Problem: Return the material exactly as supplied, apart from the pictures, which are omitted.

Figure record extracts

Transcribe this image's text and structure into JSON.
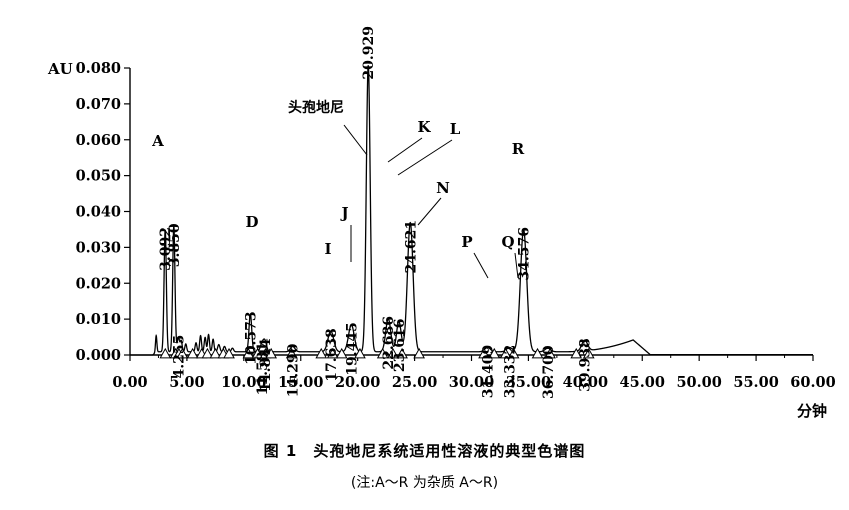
{
  "chart_data": {
    "type": "line",
    "y_unit_label": "AU",
    "x_unit_label": "分钟",
    "xlim": [
      0,
      60
    ],
    "ylim": [
      0,
      0.08
    ],
    "x_ticks": [
      "0.00",
      "5.00",
      "10.00",
      "15.00",
      "20.00",
      "25.00",
      "30.00",
      "35.00",
      "40.00",
      "45.00",
      "50.00",
      "55.00",
      "60.00"
    ],
    "y_ticks": [
      "0.000",
      "0.010",
      "0.020",
      "0.030",
      "0.040",
      "0.050",
      "0.060",
      "0.070",
      "0.080"
    ],
    "grid": false,
    "peaks": [
      {
        "rt": 3.092,
        "label": "3.092",
        "height": 0.034,
        "width": 0.1
      },
      {
        "rt": 3.85,
        "label": "3.850",
        "height": 0.035,
        "width": 0.1
      },
      {
        "rt": 4.255,
        "label": "4.255",
        "height": 0.004,
        "width": 0.1
      },
      {
        "rt": 10.573,
        "label": "10.573",
        "height": 0.0105,
        "width": 0.12
      },
      {
        "rt": 11.581,
        "label": "11.581",
        "height": 0.002,
        "width": 0.15
      },
      {
        "rt": 11.844,
        "label": "11.844",
        "height": 0.003,
        "width": 0.15
      },
      {
        "rt": 14.29,
        "label": "14.290",
        "height": 0.0015,
        "width": 0.2
      },
      {
        "rt": 17.638,
        "label": "17.638",
        "height": 0.0058,
        "width": 0.25
      },
      {
        "rt": 19.445,
        "label": "19.445",
        "height": 0.0075,
        "width": 0.25
      },
      {
        "rt": 20.929,
        "label": "20.929",
        "height": 0.08,
        "width": 0.17
      },
      {
        "rt": 22.686,
        "label": "22.686",
        "height": 0.0092,
        "width": 0.22
      },
      {
        "rt": 23.616,
        "label": "23.616",
        "height": 0.0085,
        "width": 0.2
      },
      {
        "rt": 24.621,
        "label": "24.621",
        "height": 0.036,
        "width": 0.25
      },
      {
        "rt": 31.409,
        "label": "31.409",
        "height": 0.0012,
        "width": 0.25
      },
      {
        "rt": 33.332,
        "label": "33.332",
        "height": 0.0012,
        "width": 0.25
      },
      {
        "rt": 34.576,
        "label": "34.576",
        "height": 0.034,
        "width": 0.28
      },
      {
        "rt": 36.7,
        "label": "36.700",
        "height": 0.001,
        "width": 0.25
      },
      {
        "rt": 39.938,
        "label": "39.938",
        "height": 0.003,
        "width": 0.25
      }
    ],
    "impurity_labels": [
      {
        "text": "A",
        "rt": 3.092
      },
      {
        "text": "D",
        "rt": 10.573
      },
      {
        "text": "I",
        "rt": 17.638
      },
      {
        "text": "J",
        "rt": 19.445
      },
      {
        "text": "头孢地尼",
        "rt": 20.929
      },
      {
        "text": "K",
        "rt": 22.686
      },
      {
        "text": "L",
        "rt": 23.616
      },
      {
        "text": "N",
        "rt": 24.621
      },
      {
        "text": "P",
        "rt": 31.409
      },
      {
        "text": "Q",
        "rt": 33.332
      },
      {
        "text": "R",
        "rt": 34.576
      }
    ]
  },
  "caption": {
    "title": "图 1　头孢地尼系统适用性溶液的典型色谱图",
    "note": "(注:A～R 为杂质 A～R)"
  }
}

Written response:
Transcribe this image's text and structure into JSON.
{
  "chart_data": {
    "type": "line",
    "y_unit_label": "AU",
    "x_unit_label": "分钟",
    "xlim": [
      0,
      60
    ],
    "ylim": [
      0,
      0.08
    ],
    "x_ticks": [
      "0.00",
      "5.00",
      "10.00",
      "15.00",
      "20.00",
      "25.00",
      "30.00",
      "35.00",
      "40.00",
      "45.00",
      "50.00",
      "55.00",
      "60.00"
    ],
    "y_ticks": [
      "0.000",
      "0.010",
      "0.020",
      "0.030",
      "0.040",
      "0.050",
      "0.060",
      "0.070",
      "0.080"
    ],
    "grid": false,
    "peaks": [
      {
        "rt": 3.092,
        "label": "3.092",
        "height": 0.034,
        "width": 0.1
      },
      {
        "rt": 3.85,
        "label": "3.850",
        "height": 0.035,
        "width": 0.1
      },
      {
        "rt": 4.255,
        "label": "4.255",
        "height": 0.004,
        "width": 0.1
      },
      {
        "rt": 10.573,
        "label": "10.573",
        "height": 0.0105,
        "width": 0.12
      },
      {
        "rt": 11.581,
        "label": "11.581",
        "height": 0.002,
        "width": 0.15
      },
      {
        "rt": 11.844,
        "label": "11.844",
        "height": 0.003,
        "width": 0.15
      },
      {
        "rt": 14.29,
        "label": "14.290",
        "height": 0.0015,
        "width": 0.2
      },
      {
        "rt": 17.638,
        "label": "17.638",
        "height": 0.0058,
        "width": 0.25
      },
      {
        "rt": 19.445,
        "label": "19.445",
        "height": 0.0075,
        "width": 0.25
      },
      {
        "rt": 20.929,
        "label": "20.929",
        "height": 0.08,
        "width": 0.17
      },
      {
        "rt": 22.686,
        "label": "22.686",
        "height": 0.0092,
        "width": 0.22
      },
      {
        "rt": 23.616,
        "label": "23.616",
        "height": 0.0085,
        "width": 0.2
      },
      {
        "rt": 24.621,
        "label": "24.621",
        "height": 0.036,
        "width": 0.25
      },
      {
        "rt": 31.409,
        "label": "31.409",
        "height": 0.0012,
        "width": 0.25
      },
      {
        "rt": 33.332,
        "label": "33.332",
        "height": 0.0012,
        "width": 0.25
      },
      {
        "rt": 34.576,
        "label": "34.576",
        "height": 0.034,
        "width": 0.28
      },
      {
        "rt": 36.7,
        "label": "36.700",
        "height": 0.001,
        "width": 0.25
      },
      {
        "rt": 39.938,
        "label": "39.938",
        "height": 0.003,
        "width": 0.25
      }
    ],
    "impurity_labels": [
      {
        "text": "A",
        "rt": 3.092
      },
      {
        "text": "D",
        "rt": 10.573
      },
      {
        "text": "I",
        "rt": 17.638
      },
      {
        "text": "J",
        "rt": 19.445
      },
      {
        "text": "头孢地尼",
        "rt": 20.929
      },
      {
        "text": "K",
        "rt": 22.686
      },
      {
        "text": "L",
        "rt": 23.616
      },
      {
        "text": "N",
        "rt": 24.621
      },
      {
        "text": "P",
        "rt": 31.409
      },
      {
        "text": "Q",
        "rt": 33.332
      },
      {
        "text": "R",
        "rt": 34.576
      }
    ]
  },
  "caption": {
    "title": "图 1　头孢地尼系统适用性溶液的典型色谱图",
    "note": "(注:A～R 为杂质 A～R)"
  }
}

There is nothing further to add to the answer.